Data provided:
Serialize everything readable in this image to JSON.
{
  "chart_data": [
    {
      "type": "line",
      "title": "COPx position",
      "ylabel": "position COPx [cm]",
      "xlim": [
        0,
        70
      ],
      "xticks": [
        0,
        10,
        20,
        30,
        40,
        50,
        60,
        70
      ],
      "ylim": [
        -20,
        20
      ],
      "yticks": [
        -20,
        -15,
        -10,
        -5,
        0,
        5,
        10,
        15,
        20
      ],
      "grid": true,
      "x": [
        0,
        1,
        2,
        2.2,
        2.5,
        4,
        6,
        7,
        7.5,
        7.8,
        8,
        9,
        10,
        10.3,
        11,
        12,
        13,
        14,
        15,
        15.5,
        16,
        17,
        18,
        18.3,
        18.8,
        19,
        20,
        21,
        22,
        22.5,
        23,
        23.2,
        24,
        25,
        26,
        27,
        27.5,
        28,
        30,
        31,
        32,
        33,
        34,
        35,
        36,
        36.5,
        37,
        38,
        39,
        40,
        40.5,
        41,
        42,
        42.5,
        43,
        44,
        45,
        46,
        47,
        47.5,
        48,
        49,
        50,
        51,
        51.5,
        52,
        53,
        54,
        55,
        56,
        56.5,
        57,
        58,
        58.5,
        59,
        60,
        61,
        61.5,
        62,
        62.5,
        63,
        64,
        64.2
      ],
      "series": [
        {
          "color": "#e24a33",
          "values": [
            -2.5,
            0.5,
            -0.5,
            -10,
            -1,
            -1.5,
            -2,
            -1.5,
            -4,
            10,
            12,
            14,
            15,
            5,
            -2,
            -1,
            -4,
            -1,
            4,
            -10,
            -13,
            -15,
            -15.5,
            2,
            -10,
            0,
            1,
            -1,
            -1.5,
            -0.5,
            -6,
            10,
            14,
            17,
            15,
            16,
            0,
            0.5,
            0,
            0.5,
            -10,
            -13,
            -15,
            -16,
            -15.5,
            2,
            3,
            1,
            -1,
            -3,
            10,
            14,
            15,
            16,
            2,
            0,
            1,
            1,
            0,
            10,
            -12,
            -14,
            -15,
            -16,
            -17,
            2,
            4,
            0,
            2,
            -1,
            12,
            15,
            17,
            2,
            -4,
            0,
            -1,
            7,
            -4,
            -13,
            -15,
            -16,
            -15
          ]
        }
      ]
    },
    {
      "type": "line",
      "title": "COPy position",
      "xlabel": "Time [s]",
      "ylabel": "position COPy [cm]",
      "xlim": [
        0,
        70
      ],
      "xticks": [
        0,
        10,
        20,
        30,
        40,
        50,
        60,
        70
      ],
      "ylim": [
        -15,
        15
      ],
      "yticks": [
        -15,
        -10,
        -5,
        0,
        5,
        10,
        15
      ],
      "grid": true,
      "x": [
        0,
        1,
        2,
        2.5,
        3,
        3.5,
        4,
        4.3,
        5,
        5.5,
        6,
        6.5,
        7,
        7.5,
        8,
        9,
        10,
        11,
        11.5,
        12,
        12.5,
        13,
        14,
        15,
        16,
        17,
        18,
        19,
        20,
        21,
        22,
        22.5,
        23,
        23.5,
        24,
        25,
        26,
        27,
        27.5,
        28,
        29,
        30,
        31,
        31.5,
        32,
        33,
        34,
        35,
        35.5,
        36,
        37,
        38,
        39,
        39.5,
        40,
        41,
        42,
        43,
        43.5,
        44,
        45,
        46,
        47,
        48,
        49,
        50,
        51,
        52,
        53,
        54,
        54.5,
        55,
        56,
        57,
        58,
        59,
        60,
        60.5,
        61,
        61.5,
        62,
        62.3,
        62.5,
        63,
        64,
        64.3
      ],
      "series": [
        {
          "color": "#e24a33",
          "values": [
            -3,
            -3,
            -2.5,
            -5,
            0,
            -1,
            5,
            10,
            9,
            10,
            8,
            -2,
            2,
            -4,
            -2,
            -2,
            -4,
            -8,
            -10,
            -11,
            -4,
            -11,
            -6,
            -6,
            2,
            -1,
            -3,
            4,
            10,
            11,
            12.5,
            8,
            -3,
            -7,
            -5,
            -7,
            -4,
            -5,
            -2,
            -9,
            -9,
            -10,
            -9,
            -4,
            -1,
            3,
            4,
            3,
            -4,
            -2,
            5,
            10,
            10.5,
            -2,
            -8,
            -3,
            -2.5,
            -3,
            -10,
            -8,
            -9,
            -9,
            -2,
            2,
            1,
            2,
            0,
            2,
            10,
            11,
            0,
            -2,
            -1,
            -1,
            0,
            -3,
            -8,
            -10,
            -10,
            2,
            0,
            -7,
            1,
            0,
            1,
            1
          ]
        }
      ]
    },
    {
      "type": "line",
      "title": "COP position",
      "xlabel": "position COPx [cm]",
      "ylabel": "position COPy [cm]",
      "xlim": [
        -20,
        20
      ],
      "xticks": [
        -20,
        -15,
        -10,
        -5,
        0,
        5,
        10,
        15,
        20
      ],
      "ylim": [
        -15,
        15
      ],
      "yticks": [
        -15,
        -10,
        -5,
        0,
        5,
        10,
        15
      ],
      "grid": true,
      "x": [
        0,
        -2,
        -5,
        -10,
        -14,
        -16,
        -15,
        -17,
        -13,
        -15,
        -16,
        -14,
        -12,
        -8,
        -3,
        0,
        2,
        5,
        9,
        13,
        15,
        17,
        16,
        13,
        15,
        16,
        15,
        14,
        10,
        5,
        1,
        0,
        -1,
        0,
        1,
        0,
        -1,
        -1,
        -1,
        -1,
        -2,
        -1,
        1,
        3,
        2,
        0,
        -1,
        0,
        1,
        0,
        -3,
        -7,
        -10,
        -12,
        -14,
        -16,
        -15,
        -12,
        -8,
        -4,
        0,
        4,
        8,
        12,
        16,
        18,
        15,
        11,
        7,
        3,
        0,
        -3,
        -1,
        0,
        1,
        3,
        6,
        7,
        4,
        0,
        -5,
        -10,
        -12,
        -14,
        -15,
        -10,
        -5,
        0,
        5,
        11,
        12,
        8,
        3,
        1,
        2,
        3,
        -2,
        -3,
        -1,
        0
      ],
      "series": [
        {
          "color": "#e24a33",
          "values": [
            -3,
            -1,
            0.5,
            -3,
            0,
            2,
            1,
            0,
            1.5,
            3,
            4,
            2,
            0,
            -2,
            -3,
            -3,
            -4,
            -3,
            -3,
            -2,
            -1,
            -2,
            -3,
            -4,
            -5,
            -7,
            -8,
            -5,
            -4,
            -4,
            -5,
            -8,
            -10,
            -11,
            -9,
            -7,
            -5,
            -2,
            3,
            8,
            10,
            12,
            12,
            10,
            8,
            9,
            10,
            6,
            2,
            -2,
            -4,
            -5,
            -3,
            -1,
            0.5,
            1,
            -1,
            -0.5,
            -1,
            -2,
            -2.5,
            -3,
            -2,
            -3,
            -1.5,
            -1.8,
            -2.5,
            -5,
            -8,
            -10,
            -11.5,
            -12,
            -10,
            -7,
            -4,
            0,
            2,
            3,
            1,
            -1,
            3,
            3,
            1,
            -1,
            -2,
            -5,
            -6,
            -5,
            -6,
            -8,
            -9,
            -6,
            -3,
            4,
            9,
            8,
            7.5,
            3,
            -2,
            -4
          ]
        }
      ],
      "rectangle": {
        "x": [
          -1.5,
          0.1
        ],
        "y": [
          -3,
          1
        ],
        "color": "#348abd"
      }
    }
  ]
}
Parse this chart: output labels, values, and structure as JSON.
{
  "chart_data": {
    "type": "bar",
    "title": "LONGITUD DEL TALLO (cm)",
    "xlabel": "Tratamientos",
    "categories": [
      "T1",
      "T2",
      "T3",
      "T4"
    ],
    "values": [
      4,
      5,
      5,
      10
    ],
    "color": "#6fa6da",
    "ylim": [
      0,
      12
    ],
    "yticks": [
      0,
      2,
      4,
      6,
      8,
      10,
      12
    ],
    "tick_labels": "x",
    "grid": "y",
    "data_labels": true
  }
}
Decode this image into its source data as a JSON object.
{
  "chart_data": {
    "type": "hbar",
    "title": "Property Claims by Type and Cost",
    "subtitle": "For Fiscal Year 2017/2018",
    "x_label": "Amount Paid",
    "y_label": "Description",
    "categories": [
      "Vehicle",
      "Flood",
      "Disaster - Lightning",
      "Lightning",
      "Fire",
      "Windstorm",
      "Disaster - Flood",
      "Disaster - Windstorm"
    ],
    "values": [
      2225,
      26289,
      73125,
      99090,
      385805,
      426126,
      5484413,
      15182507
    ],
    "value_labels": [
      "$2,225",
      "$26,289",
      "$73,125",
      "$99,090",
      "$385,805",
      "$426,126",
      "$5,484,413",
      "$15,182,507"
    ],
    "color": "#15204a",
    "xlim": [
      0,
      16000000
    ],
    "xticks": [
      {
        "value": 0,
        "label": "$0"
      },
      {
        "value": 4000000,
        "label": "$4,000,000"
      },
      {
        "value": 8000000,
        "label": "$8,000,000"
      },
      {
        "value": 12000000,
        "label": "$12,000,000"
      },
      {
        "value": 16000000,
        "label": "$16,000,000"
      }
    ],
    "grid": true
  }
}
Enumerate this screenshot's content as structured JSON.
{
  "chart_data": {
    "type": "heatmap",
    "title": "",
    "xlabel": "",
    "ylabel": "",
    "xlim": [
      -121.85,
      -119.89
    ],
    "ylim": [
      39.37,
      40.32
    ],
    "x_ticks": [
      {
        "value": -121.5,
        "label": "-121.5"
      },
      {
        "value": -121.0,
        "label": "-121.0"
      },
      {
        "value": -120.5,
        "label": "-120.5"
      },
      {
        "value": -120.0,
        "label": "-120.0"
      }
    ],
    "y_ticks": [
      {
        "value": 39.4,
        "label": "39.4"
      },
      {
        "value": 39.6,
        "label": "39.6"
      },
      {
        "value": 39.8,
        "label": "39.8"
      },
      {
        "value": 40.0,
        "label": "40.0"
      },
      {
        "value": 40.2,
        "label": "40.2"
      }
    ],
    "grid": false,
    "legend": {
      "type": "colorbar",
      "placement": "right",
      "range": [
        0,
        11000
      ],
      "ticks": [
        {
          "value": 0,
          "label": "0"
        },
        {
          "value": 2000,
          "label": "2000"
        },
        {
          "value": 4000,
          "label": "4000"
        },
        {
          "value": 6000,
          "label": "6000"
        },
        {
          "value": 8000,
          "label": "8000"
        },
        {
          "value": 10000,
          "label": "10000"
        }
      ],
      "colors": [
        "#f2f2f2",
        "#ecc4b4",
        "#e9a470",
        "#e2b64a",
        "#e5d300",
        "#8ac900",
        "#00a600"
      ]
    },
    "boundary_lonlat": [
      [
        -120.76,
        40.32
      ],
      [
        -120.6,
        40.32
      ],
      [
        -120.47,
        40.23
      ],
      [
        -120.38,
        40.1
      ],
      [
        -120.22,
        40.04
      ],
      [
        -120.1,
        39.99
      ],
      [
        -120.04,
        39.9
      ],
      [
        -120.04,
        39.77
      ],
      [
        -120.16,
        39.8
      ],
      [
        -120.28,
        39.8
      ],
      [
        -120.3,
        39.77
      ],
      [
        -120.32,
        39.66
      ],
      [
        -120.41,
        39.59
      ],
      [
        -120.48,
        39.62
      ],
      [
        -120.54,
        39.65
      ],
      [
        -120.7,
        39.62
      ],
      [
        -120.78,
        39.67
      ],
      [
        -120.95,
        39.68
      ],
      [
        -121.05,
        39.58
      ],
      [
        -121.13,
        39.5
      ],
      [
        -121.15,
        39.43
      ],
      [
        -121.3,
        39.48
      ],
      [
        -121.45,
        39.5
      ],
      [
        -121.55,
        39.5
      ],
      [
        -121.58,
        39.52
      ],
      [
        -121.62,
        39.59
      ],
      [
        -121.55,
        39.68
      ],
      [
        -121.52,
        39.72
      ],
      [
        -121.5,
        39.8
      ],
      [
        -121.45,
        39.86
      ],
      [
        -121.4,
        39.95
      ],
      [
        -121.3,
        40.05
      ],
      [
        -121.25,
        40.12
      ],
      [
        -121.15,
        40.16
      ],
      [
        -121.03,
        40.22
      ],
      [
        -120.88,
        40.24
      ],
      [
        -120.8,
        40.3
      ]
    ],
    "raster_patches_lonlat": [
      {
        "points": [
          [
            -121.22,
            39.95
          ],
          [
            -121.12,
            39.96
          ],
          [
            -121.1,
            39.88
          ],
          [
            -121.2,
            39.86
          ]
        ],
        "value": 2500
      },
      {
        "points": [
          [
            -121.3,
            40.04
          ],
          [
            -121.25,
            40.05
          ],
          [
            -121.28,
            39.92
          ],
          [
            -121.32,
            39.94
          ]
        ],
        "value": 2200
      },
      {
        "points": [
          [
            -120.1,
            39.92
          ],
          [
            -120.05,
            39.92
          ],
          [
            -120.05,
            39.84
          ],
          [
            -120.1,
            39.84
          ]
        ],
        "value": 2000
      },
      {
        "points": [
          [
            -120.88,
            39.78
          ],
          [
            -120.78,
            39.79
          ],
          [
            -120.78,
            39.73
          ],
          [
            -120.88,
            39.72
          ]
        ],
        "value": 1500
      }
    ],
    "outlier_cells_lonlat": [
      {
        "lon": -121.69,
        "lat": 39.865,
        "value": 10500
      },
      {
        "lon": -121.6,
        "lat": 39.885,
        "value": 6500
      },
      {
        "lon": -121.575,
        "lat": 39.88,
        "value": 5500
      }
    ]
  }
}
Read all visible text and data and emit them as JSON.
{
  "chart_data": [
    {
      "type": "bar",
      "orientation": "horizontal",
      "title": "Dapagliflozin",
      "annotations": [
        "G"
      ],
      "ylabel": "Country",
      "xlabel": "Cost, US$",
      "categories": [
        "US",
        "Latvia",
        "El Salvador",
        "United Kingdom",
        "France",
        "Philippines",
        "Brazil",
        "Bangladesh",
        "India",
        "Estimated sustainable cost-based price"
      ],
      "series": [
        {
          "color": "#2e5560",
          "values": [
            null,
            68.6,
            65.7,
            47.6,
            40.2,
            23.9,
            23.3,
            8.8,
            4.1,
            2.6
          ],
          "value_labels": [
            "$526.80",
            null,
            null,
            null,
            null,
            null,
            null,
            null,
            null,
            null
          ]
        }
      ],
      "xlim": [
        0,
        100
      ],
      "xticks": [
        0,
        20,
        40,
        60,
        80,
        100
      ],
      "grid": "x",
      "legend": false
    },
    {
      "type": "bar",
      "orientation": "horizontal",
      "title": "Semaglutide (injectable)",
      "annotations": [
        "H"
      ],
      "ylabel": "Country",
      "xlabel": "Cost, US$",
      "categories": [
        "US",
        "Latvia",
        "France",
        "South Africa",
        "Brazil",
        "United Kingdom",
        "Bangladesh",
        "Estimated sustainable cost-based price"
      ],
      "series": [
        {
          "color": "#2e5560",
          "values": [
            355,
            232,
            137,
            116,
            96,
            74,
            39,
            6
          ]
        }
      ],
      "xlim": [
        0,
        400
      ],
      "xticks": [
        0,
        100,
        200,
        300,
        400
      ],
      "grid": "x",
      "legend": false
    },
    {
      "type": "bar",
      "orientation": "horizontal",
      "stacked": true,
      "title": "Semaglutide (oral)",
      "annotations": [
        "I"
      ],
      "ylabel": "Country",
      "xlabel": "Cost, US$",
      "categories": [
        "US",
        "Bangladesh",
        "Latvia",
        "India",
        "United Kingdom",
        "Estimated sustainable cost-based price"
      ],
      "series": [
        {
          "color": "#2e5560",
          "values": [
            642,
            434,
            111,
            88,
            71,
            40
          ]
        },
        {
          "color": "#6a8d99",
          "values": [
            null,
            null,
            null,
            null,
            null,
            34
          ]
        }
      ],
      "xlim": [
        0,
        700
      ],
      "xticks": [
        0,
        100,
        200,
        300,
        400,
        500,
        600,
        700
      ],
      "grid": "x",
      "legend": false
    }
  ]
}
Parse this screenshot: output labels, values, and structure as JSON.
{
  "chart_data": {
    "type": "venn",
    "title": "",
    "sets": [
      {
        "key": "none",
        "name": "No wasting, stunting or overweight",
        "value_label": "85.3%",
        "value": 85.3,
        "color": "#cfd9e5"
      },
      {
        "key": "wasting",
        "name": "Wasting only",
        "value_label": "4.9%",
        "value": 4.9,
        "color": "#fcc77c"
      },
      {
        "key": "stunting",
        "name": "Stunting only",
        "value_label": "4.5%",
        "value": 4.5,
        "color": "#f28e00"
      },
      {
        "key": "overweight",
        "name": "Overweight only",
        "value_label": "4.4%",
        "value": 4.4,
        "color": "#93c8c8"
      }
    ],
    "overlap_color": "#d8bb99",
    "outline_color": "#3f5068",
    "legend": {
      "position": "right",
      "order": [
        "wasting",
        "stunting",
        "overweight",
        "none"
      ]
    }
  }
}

Work to do:
Pick out lines containing the word "COPx", each one as written.

Complete output:
      "title": "COPx position",
      "ylabel": "position COPx [cm]",
      "xlabel": "position COPx [cm]",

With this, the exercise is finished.